Select and reproduce each line of the listing below that bears the string "dbar".

▸ **Data entries for graphics**:
########
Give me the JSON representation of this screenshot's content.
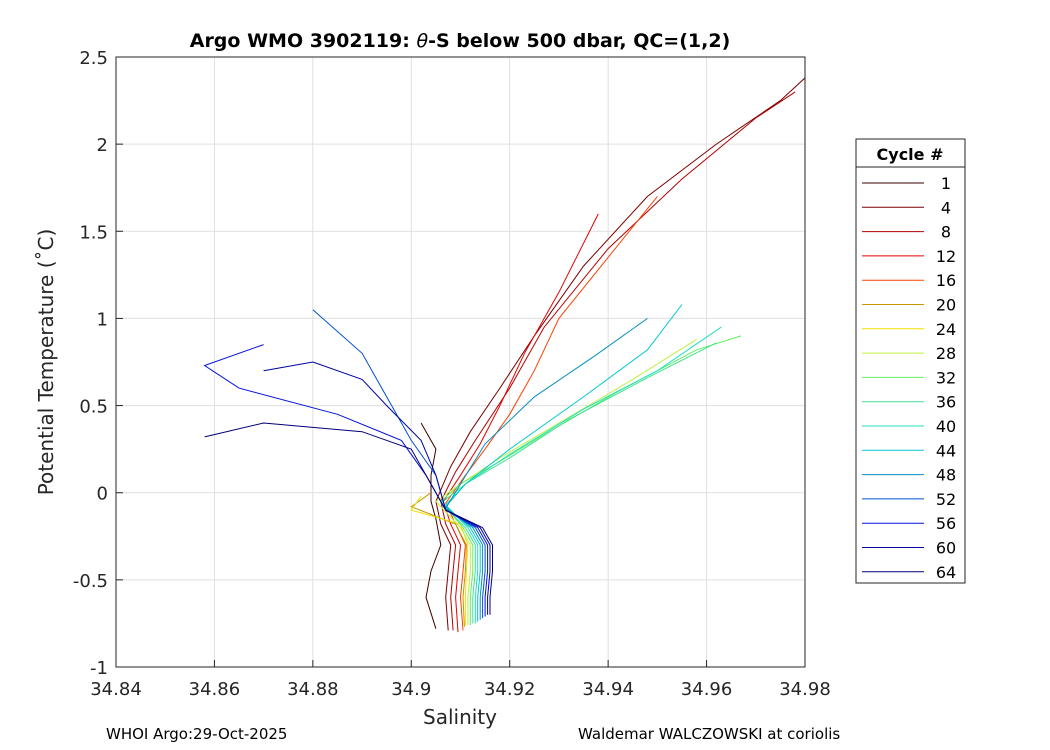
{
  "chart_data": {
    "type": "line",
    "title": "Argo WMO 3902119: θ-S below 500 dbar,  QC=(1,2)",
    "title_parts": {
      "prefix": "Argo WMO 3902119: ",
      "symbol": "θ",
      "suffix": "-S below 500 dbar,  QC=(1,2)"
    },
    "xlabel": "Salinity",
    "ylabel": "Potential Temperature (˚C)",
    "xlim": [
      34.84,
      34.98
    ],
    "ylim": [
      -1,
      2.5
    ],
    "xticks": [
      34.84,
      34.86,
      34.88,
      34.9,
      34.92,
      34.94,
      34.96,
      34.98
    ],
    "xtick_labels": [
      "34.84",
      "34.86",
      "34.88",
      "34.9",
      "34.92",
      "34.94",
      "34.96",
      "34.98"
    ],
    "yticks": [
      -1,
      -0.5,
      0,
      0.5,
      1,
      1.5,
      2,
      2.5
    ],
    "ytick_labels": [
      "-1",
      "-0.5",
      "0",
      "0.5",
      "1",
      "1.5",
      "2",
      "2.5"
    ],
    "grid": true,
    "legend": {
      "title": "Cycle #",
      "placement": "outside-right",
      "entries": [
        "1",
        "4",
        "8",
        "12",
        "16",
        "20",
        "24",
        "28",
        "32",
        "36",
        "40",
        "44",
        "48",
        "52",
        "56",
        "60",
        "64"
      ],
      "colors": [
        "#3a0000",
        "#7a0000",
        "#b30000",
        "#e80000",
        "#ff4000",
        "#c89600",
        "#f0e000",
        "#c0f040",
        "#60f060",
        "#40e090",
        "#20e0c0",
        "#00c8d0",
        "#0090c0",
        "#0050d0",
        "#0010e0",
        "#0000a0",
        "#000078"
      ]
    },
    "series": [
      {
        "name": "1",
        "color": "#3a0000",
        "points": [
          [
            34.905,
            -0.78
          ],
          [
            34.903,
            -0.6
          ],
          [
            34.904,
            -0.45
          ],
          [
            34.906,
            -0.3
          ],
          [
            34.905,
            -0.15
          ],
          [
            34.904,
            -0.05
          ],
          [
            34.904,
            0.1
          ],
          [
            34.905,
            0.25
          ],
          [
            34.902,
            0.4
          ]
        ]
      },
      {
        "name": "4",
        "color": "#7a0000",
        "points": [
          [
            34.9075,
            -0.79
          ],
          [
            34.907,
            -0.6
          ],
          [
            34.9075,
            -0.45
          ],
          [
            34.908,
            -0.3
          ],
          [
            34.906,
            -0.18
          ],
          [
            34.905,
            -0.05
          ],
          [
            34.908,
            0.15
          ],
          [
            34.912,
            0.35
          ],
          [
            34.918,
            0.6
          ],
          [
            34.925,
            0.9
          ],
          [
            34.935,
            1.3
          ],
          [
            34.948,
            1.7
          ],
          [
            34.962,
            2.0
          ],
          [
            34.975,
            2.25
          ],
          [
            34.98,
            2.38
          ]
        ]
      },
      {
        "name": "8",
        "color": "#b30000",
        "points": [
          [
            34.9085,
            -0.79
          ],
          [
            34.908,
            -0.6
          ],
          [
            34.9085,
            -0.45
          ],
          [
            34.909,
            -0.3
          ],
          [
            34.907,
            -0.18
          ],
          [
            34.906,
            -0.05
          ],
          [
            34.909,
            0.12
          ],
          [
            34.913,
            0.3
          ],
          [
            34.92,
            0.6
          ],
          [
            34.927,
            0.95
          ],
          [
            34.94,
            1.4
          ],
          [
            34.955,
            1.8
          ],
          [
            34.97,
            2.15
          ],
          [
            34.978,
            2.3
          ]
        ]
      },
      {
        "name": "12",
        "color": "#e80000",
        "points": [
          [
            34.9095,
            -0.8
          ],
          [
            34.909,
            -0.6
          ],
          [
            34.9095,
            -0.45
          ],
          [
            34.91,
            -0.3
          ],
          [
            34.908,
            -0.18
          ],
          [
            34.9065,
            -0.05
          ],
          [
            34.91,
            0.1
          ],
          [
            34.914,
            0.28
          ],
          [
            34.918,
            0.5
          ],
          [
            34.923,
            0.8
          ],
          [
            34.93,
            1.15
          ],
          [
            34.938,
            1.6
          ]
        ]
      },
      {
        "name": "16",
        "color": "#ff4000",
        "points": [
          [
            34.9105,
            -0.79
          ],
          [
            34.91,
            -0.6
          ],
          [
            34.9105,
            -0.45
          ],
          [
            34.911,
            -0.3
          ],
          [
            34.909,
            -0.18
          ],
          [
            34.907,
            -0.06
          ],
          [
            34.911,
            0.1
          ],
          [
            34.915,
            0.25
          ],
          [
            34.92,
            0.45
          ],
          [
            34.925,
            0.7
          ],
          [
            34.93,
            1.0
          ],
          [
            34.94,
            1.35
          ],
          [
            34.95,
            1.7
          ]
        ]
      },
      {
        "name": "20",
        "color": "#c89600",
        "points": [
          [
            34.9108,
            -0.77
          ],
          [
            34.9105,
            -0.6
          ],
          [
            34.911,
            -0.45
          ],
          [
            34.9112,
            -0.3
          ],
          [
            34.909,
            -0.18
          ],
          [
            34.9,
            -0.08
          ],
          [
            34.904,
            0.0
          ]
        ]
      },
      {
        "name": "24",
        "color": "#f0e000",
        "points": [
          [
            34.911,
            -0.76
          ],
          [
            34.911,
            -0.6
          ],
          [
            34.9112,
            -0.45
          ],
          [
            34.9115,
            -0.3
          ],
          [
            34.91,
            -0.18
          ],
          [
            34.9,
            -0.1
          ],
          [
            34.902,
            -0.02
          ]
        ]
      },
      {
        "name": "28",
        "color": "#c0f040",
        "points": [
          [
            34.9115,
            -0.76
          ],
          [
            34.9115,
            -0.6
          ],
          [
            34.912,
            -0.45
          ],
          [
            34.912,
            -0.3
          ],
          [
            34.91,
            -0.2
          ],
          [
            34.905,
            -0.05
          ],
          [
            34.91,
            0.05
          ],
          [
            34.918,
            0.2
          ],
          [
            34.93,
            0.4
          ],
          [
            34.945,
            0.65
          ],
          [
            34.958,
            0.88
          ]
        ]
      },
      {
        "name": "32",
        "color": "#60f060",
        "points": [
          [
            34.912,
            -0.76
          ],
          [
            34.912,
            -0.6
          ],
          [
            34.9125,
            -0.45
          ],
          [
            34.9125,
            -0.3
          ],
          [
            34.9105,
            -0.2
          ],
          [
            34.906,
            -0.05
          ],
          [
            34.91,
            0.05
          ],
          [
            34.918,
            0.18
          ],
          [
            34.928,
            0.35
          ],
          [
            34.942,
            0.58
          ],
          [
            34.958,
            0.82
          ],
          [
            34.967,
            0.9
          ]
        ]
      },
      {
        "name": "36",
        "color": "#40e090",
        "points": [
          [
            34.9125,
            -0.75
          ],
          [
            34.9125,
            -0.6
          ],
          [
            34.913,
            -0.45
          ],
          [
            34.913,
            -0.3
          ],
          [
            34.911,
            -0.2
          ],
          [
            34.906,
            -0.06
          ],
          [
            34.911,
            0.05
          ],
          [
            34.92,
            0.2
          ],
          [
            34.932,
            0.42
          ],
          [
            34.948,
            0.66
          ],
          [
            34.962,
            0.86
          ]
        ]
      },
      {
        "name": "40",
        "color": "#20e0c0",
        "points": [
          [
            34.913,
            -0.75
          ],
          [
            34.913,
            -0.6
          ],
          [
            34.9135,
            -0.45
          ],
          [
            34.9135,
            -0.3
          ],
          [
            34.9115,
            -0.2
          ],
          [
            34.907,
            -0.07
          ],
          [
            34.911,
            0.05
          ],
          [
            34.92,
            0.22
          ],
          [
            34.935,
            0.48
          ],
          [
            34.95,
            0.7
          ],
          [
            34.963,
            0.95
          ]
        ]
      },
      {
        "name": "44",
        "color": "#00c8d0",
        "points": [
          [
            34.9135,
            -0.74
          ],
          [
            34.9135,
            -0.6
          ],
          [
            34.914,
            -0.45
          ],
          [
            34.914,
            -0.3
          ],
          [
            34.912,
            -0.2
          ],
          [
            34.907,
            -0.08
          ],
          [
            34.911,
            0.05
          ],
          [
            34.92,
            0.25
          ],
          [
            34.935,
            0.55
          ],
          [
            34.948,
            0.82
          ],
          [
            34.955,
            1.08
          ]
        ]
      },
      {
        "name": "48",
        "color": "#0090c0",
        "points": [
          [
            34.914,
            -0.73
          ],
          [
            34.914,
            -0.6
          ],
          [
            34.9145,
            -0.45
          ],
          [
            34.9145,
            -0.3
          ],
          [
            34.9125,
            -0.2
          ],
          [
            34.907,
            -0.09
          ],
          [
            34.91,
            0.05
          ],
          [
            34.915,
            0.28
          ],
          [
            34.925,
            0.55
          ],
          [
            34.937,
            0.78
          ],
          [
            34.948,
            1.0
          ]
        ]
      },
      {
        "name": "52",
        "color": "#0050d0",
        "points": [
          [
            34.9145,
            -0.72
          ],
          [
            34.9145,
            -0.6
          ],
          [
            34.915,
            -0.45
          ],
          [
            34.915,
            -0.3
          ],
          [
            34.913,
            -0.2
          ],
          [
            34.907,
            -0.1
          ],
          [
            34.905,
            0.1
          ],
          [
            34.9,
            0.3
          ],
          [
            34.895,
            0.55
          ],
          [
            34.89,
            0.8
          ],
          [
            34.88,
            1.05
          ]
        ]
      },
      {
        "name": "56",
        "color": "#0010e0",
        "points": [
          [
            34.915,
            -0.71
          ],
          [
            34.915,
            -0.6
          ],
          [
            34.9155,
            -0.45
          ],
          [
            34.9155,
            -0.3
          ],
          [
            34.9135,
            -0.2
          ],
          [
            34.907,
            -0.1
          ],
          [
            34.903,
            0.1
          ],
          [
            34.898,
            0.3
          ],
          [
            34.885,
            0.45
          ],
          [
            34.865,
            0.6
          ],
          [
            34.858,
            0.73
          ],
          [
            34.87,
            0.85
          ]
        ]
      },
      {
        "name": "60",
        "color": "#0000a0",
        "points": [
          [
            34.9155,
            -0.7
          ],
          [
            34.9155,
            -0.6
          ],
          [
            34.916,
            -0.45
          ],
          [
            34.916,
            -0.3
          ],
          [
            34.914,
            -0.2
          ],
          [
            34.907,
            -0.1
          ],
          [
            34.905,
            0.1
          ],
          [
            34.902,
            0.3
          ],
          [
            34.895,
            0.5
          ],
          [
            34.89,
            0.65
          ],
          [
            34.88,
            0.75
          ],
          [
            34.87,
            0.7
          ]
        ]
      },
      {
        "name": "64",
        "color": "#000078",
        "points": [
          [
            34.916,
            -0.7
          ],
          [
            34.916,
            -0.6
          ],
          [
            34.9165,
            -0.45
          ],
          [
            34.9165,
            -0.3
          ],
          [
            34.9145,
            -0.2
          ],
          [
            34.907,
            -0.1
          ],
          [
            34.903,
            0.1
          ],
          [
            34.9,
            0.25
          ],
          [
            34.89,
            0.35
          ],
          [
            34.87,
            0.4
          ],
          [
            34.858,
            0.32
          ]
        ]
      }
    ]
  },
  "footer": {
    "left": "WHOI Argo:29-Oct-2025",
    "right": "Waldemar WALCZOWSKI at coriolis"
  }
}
########
▸ **TASK SOLUTION**:
    "title": "Argo WMO 3902119: θ-S below 500 dbar,  QC=(1,2)",
      "suffix": "-S below 500 dbar,  QC=(1,2)"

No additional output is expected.